To do: Give only the number of lines that hold the word "Boxplots".

# Source data start

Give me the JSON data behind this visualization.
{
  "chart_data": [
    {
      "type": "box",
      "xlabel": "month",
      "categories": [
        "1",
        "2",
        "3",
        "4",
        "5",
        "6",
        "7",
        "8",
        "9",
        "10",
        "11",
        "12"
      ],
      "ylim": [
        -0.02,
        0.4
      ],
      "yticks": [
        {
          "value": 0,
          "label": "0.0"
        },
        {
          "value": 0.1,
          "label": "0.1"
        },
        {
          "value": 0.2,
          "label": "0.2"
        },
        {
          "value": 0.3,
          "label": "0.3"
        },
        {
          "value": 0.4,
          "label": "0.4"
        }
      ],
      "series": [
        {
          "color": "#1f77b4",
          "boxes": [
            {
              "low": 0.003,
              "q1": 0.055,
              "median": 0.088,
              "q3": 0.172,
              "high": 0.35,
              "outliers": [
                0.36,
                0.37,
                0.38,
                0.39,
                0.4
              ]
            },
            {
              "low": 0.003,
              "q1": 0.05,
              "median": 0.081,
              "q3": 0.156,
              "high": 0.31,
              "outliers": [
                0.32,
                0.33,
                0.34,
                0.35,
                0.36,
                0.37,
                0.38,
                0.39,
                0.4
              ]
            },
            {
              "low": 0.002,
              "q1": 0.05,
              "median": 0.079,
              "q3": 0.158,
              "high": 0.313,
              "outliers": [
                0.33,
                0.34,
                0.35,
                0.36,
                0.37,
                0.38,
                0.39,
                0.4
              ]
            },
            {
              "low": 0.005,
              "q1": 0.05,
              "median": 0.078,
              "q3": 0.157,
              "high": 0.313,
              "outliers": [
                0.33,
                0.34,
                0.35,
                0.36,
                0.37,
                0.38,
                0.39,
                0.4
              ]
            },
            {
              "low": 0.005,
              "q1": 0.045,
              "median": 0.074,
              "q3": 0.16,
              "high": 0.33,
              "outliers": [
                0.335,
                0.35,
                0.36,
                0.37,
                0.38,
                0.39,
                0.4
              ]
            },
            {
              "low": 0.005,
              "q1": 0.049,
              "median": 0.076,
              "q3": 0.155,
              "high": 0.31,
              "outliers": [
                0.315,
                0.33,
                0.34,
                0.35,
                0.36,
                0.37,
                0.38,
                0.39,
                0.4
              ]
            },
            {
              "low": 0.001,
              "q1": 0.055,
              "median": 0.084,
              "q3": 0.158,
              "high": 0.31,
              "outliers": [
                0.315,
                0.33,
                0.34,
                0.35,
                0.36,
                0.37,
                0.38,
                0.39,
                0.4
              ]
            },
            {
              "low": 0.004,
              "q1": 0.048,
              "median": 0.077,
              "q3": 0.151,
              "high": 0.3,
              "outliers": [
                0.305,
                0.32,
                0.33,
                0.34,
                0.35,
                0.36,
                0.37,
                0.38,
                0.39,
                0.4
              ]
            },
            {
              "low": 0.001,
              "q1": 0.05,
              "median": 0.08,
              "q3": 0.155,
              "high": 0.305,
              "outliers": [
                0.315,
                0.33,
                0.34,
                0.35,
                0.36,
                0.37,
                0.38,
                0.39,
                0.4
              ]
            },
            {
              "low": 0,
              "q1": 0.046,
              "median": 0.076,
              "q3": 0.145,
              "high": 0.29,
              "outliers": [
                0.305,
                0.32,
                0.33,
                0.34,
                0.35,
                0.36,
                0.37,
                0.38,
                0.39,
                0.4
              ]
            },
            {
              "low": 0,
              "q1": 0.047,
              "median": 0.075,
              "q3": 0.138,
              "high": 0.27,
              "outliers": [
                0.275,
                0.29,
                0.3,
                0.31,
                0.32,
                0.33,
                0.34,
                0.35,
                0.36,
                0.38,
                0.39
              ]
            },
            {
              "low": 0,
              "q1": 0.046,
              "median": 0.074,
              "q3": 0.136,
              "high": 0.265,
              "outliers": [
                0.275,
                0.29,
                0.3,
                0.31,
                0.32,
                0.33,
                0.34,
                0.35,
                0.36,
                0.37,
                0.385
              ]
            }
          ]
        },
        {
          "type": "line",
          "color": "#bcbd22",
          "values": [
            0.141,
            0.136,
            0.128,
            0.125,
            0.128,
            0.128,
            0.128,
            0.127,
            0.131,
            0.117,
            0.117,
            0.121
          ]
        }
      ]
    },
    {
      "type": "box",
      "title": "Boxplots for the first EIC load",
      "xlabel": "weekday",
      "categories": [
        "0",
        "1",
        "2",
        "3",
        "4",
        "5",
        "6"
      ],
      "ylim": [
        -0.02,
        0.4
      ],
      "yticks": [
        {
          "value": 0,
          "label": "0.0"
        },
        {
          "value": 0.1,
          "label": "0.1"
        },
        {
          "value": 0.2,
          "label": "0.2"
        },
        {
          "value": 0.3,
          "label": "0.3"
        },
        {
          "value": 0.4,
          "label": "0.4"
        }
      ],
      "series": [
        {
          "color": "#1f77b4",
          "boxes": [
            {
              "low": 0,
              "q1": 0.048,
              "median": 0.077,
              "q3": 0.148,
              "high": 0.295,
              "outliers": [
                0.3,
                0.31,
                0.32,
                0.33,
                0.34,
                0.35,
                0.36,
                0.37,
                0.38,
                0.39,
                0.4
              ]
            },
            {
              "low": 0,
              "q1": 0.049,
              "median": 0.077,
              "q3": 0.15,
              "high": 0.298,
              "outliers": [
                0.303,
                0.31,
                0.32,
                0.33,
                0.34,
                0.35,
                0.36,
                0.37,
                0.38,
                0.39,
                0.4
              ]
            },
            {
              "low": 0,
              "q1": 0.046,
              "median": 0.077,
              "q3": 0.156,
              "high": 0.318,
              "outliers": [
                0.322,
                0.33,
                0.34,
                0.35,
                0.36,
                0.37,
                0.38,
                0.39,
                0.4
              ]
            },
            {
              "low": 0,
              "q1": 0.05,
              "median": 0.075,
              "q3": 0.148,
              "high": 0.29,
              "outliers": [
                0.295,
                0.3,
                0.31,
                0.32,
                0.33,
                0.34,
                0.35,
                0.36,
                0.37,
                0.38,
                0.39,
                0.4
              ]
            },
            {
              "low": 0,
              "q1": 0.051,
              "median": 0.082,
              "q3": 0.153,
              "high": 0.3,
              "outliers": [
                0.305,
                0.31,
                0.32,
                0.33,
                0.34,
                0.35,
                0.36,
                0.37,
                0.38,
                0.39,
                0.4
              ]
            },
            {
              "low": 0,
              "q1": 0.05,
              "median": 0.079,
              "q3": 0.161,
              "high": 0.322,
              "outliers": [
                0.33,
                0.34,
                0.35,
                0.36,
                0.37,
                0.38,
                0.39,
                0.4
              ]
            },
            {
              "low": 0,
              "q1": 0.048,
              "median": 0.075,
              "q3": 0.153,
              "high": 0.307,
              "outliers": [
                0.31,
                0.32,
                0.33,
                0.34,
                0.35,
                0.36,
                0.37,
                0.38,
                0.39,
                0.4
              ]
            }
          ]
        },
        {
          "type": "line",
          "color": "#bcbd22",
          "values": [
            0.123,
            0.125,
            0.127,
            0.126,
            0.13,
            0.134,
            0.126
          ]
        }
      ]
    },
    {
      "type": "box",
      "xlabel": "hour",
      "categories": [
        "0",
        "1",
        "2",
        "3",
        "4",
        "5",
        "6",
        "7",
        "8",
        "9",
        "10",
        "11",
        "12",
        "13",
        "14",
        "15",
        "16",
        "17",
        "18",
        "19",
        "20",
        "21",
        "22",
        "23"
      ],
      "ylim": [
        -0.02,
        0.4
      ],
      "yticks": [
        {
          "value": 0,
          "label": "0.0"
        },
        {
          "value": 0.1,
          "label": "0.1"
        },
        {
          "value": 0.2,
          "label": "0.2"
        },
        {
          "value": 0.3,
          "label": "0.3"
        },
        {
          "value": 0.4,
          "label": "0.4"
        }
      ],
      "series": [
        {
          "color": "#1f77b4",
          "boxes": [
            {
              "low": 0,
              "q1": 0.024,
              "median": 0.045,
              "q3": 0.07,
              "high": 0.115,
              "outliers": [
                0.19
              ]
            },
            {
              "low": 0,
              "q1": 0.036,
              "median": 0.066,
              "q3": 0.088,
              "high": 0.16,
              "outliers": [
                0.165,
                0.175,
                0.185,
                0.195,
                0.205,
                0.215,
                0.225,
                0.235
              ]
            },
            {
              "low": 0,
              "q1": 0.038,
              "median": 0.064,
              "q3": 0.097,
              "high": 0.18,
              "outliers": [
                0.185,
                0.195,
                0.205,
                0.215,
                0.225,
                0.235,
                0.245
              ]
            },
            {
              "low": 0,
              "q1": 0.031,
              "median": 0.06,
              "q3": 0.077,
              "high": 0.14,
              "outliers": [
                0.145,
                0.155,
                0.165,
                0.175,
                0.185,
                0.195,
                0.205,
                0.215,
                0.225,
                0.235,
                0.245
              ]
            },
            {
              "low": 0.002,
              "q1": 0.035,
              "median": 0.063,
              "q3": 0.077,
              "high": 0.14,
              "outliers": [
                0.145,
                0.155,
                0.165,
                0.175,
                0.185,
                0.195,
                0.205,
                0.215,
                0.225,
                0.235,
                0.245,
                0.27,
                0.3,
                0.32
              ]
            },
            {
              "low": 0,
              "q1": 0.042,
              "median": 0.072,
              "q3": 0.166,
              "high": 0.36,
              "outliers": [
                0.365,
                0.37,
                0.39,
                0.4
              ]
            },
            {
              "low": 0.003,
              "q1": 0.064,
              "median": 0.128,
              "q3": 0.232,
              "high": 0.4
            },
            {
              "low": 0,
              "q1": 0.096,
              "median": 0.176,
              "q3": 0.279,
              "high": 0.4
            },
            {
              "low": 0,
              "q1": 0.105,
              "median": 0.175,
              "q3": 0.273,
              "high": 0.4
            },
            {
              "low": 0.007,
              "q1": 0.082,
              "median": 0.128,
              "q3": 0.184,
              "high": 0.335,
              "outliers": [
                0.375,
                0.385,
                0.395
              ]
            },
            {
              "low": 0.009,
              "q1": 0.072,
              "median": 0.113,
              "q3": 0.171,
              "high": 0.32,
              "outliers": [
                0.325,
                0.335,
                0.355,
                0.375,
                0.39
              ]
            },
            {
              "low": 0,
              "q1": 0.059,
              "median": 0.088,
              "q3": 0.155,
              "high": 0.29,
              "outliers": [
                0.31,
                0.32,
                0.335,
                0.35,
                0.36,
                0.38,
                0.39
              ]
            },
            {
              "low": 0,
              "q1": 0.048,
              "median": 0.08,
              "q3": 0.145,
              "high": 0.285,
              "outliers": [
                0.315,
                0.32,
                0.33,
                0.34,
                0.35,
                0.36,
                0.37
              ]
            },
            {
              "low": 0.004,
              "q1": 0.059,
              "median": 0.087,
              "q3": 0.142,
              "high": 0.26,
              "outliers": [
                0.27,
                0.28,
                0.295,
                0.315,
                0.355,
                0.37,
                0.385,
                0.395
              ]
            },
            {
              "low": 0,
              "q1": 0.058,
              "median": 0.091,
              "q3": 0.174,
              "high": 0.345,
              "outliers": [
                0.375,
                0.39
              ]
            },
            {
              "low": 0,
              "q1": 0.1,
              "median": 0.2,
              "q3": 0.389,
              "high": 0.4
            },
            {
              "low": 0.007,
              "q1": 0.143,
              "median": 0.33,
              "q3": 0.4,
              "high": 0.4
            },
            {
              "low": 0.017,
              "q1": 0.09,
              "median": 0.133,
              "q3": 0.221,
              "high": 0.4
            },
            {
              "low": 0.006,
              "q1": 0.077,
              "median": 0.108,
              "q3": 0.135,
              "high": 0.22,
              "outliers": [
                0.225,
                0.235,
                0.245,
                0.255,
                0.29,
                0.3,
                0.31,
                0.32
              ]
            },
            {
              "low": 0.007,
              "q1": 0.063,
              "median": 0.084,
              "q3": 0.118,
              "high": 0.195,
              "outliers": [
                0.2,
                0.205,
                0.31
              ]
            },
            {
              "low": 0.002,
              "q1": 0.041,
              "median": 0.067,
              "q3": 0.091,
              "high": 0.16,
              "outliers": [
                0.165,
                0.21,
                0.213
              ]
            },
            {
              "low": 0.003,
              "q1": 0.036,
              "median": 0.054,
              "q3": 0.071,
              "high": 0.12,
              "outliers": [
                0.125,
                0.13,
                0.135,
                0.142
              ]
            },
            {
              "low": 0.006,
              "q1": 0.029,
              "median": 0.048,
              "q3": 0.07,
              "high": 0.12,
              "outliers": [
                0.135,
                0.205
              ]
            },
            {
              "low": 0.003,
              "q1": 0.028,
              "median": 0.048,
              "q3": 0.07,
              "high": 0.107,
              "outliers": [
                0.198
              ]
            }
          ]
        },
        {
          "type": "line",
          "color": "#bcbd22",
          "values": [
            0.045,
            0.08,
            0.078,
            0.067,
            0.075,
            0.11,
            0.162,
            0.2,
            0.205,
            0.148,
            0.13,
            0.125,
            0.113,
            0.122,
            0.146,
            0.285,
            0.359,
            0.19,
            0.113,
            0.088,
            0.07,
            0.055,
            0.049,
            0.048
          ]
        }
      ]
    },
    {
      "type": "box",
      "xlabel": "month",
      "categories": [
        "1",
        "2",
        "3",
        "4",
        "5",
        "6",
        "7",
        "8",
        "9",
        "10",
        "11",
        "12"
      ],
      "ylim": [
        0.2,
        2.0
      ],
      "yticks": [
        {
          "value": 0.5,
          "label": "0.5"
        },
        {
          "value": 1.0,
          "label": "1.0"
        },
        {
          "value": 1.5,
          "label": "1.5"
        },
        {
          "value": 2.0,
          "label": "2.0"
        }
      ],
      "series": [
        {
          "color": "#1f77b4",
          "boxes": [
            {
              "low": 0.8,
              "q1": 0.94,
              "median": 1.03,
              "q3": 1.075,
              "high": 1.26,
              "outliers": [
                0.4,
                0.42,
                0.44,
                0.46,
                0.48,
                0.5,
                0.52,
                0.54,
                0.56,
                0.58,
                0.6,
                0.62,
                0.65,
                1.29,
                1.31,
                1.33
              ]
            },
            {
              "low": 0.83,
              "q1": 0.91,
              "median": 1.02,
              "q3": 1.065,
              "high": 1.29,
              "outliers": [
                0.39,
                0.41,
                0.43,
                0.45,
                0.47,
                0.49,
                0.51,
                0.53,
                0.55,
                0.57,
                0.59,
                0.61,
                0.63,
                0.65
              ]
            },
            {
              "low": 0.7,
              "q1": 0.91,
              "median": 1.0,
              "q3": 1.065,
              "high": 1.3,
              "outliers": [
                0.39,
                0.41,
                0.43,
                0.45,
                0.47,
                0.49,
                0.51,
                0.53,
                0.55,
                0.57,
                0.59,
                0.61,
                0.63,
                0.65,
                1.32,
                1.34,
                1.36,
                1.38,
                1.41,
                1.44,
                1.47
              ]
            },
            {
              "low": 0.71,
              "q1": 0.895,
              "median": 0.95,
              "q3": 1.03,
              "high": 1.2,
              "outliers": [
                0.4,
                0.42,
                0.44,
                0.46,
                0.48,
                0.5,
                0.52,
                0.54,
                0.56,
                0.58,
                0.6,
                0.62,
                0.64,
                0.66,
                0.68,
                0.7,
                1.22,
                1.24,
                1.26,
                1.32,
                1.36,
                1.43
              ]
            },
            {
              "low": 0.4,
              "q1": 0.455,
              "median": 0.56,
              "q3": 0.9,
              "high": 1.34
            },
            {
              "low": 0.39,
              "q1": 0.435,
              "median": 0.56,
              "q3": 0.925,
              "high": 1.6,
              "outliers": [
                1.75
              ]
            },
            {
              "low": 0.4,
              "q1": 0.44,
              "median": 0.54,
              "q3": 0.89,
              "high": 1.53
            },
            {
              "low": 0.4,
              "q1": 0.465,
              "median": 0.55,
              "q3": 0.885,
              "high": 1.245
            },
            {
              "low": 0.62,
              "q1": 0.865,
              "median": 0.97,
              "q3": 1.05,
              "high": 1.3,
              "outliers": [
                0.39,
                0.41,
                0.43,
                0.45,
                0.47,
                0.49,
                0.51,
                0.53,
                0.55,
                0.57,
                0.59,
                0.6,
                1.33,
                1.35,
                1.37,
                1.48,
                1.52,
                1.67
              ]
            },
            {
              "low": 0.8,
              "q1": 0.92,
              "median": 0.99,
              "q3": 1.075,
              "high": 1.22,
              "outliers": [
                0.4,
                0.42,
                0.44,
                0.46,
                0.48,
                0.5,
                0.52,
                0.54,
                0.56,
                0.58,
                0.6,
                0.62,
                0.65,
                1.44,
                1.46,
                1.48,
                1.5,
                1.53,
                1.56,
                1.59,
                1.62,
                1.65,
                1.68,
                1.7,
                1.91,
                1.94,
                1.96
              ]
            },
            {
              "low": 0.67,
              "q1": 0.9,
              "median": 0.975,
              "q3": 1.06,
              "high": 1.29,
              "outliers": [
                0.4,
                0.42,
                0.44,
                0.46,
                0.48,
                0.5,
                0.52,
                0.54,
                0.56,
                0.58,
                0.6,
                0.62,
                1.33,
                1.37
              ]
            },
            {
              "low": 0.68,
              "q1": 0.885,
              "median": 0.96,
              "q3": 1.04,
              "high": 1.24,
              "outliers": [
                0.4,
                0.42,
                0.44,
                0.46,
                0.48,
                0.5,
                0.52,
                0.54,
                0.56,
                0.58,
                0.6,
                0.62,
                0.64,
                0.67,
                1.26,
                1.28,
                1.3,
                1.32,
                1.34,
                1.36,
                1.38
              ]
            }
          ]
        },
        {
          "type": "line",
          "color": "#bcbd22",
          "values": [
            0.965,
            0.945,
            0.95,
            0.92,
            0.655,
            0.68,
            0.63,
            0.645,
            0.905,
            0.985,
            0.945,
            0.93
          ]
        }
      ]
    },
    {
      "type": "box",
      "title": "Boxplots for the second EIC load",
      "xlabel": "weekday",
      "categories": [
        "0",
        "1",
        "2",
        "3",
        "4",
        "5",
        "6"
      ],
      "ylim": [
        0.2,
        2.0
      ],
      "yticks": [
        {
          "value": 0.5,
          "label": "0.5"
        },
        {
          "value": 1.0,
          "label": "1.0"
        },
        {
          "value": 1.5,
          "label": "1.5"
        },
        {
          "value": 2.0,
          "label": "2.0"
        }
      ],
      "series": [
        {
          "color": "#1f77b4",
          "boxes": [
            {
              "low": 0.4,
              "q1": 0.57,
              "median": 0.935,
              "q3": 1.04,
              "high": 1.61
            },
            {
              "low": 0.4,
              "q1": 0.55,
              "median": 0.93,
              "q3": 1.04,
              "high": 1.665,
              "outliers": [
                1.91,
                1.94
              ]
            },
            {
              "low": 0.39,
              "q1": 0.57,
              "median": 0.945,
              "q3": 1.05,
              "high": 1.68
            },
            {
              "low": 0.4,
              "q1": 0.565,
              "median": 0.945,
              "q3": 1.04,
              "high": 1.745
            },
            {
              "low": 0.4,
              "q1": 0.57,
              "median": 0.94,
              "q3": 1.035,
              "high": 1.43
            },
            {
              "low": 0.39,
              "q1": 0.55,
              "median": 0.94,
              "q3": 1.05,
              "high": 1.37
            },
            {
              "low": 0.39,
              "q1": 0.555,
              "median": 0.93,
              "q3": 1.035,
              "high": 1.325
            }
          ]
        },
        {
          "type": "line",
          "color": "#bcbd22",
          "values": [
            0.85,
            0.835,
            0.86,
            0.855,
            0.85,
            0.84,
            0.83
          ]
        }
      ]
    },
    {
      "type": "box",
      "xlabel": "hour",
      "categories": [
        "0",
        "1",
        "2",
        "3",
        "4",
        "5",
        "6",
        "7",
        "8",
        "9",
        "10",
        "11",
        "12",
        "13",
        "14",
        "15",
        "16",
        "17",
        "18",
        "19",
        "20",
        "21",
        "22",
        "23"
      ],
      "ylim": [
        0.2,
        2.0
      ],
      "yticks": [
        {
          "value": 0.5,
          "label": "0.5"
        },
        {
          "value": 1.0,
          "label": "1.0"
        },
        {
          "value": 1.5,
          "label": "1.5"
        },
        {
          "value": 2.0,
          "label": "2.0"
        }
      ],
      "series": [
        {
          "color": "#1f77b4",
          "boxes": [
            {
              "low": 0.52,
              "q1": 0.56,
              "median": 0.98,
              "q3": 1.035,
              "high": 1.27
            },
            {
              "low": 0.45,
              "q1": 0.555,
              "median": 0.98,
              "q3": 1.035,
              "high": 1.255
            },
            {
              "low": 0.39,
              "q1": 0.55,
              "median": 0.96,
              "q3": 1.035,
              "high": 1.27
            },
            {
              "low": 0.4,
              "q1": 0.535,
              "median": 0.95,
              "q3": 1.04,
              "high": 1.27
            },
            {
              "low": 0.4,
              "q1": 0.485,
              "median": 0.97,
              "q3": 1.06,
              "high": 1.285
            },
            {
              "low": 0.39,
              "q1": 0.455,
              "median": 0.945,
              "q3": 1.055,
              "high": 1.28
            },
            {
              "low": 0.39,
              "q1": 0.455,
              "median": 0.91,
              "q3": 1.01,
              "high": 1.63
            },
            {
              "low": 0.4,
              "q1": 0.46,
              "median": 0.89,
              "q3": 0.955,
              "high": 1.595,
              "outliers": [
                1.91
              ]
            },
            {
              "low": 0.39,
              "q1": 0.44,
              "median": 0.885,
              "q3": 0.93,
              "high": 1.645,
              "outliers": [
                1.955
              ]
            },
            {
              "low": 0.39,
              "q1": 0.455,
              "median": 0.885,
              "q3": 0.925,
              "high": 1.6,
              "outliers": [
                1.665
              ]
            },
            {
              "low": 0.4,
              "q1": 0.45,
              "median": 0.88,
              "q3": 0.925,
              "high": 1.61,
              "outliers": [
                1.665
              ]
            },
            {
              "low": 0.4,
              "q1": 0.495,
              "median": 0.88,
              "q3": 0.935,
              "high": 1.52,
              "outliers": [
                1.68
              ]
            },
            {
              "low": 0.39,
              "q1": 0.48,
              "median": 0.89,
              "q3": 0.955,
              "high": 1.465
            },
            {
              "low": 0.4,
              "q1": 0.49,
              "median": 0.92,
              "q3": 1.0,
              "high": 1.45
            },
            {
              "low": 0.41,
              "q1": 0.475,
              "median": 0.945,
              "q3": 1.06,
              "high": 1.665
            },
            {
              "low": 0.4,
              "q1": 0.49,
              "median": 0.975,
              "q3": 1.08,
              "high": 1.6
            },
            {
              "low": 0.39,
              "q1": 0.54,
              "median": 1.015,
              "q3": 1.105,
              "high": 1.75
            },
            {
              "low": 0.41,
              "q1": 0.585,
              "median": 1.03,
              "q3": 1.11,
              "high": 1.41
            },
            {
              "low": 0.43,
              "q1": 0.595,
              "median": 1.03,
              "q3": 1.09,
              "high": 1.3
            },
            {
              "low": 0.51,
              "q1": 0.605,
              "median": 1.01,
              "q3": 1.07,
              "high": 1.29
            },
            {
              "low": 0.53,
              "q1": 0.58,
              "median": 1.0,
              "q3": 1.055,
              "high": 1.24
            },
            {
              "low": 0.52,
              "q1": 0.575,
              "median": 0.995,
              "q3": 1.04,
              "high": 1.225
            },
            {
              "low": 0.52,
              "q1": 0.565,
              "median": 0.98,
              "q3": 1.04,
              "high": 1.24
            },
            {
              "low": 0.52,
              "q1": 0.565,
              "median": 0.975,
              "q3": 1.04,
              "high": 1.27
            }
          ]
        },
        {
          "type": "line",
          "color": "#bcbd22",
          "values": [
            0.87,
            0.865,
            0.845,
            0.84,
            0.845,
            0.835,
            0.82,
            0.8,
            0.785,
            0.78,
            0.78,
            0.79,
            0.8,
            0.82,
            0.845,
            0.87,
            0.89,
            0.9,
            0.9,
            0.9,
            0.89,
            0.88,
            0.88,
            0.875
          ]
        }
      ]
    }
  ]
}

# Source data end

Complete response: 2